### AIM
Extract from the listing each line in which the word "CHCl" appears.

(Source records)

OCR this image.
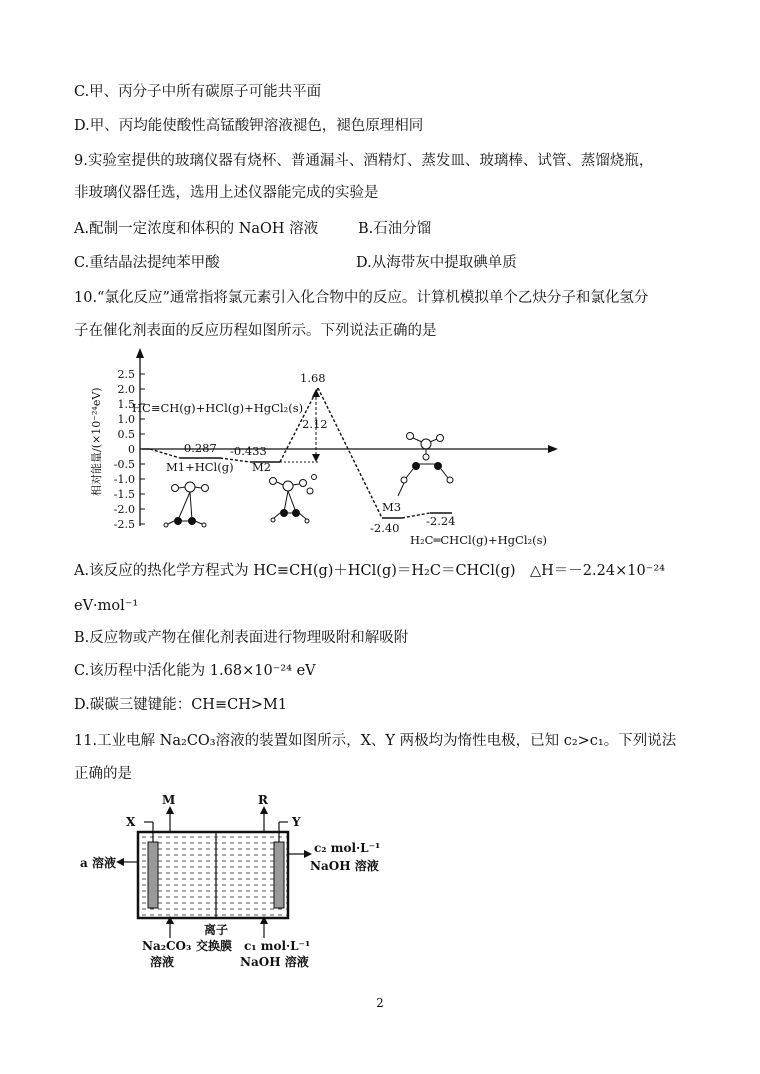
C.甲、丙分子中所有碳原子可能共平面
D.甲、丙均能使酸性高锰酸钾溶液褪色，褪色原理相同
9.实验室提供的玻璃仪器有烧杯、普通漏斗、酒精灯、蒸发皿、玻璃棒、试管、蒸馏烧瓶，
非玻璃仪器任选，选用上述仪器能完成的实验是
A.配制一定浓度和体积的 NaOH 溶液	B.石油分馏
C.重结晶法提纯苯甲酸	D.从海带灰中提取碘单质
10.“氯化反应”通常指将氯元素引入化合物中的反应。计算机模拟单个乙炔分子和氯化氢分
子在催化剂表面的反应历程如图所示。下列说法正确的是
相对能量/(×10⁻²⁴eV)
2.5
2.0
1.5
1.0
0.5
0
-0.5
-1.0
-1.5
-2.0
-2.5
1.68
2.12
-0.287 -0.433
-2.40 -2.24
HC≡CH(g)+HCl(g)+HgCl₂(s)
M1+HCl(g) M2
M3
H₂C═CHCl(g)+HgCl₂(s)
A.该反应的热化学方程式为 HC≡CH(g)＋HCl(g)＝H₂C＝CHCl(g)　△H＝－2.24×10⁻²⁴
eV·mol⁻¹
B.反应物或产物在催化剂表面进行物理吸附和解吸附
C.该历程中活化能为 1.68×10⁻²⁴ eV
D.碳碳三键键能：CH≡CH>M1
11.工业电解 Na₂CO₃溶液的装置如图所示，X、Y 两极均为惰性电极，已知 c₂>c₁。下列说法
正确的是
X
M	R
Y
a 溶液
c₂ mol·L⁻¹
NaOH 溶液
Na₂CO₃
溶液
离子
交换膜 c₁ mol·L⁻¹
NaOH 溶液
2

* * *

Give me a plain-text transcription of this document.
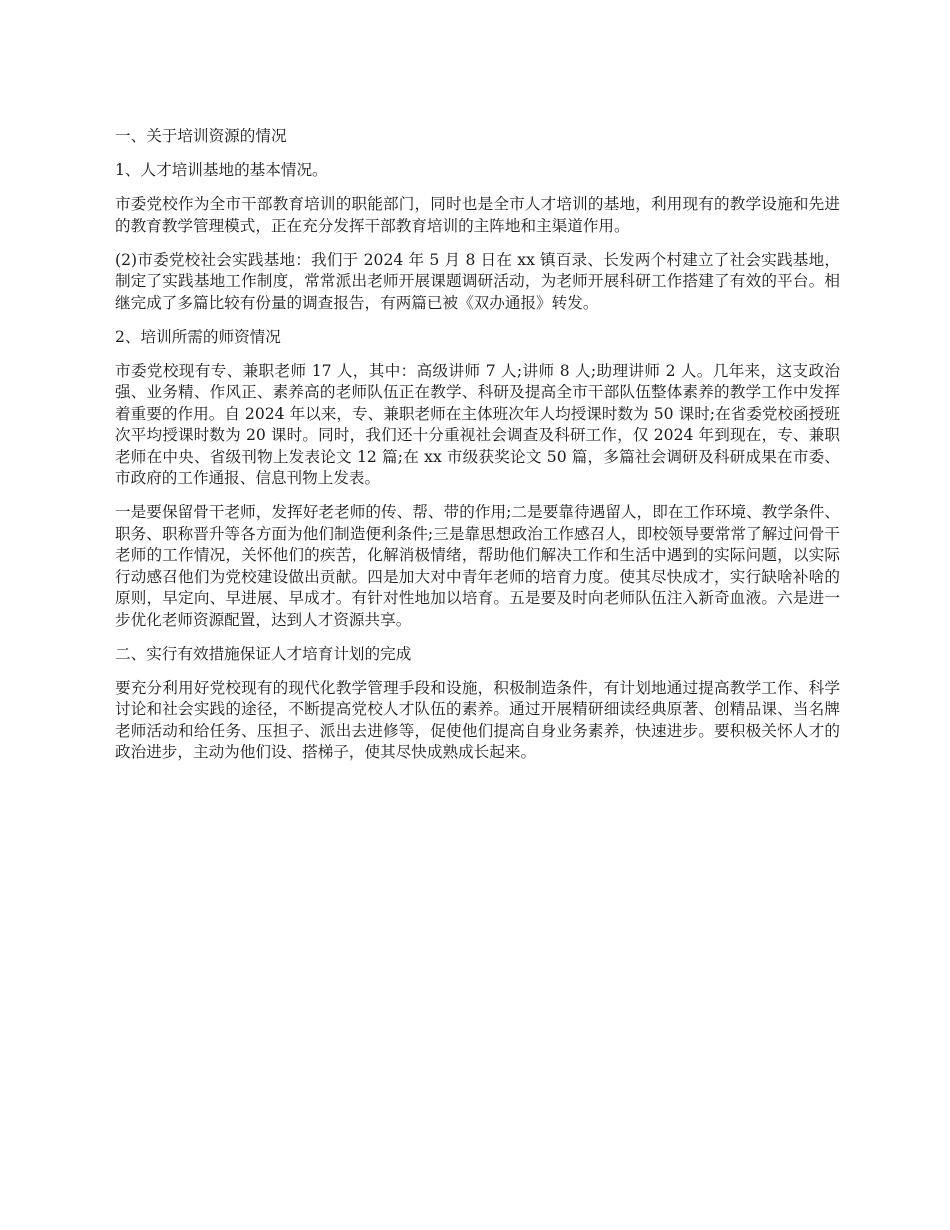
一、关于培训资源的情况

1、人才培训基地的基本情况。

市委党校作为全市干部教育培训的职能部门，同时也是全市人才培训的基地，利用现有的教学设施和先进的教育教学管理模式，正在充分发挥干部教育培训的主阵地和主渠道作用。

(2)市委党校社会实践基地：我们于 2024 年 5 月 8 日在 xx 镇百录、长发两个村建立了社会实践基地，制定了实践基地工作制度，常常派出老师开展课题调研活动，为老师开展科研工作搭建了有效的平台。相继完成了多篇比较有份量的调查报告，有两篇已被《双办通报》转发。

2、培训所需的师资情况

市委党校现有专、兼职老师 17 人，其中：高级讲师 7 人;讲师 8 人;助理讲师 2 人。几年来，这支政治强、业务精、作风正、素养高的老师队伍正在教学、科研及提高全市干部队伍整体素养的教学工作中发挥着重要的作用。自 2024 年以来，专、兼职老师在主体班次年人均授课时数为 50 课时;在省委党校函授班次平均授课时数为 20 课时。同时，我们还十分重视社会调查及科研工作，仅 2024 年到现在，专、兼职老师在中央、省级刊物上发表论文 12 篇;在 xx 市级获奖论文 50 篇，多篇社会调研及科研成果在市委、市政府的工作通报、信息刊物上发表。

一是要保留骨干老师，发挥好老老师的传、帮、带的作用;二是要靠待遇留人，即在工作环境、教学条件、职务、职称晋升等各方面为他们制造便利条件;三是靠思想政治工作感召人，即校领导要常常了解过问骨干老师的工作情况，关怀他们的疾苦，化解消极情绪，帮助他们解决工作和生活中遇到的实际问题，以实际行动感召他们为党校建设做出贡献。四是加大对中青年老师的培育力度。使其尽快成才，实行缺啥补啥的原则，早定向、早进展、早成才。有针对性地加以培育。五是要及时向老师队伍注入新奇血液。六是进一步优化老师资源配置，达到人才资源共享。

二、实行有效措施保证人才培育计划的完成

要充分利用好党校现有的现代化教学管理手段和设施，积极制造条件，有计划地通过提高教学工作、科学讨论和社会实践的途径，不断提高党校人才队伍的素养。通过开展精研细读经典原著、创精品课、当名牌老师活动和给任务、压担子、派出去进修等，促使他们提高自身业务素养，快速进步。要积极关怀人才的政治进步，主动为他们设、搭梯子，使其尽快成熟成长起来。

==

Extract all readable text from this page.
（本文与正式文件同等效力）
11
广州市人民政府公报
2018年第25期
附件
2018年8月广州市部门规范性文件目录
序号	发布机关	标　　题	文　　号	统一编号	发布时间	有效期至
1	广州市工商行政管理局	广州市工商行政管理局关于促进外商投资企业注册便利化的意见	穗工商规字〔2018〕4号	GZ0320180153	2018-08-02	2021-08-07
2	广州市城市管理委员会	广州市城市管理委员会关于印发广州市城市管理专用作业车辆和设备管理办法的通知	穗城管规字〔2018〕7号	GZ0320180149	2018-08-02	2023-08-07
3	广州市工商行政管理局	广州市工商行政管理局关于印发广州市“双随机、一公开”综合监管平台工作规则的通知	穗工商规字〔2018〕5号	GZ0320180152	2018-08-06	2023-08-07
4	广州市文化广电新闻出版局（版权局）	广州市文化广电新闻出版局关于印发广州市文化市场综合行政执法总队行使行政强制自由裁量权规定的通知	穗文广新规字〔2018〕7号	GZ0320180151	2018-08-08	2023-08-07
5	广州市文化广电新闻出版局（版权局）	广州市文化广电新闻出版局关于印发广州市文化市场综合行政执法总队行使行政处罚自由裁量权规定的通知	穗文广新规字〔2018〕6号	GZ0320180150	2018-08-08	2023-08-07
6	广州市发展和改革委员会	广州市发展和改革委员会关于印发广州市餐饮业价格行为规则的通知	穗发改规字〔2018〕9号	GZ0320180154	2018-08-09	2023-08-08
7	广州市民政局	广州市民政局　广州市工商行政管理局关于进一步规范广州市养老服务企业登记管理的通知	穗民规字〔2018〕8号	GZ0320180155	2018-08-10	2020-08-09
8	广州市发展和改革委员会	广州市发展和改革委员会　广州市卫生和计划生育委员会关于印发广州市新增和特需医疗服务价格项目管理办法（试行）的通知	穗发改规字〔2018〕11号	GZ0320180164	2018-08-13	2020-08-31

### WRITTEN RESPONSE
H₂C═CHCl(g)+HgCl₂(s)
A.该反应的热化学方程式为 HC≡CH(g)＋HCl(g)＝H₂C＝CHCl(g)　△H＝－2.24×10⁻²⁴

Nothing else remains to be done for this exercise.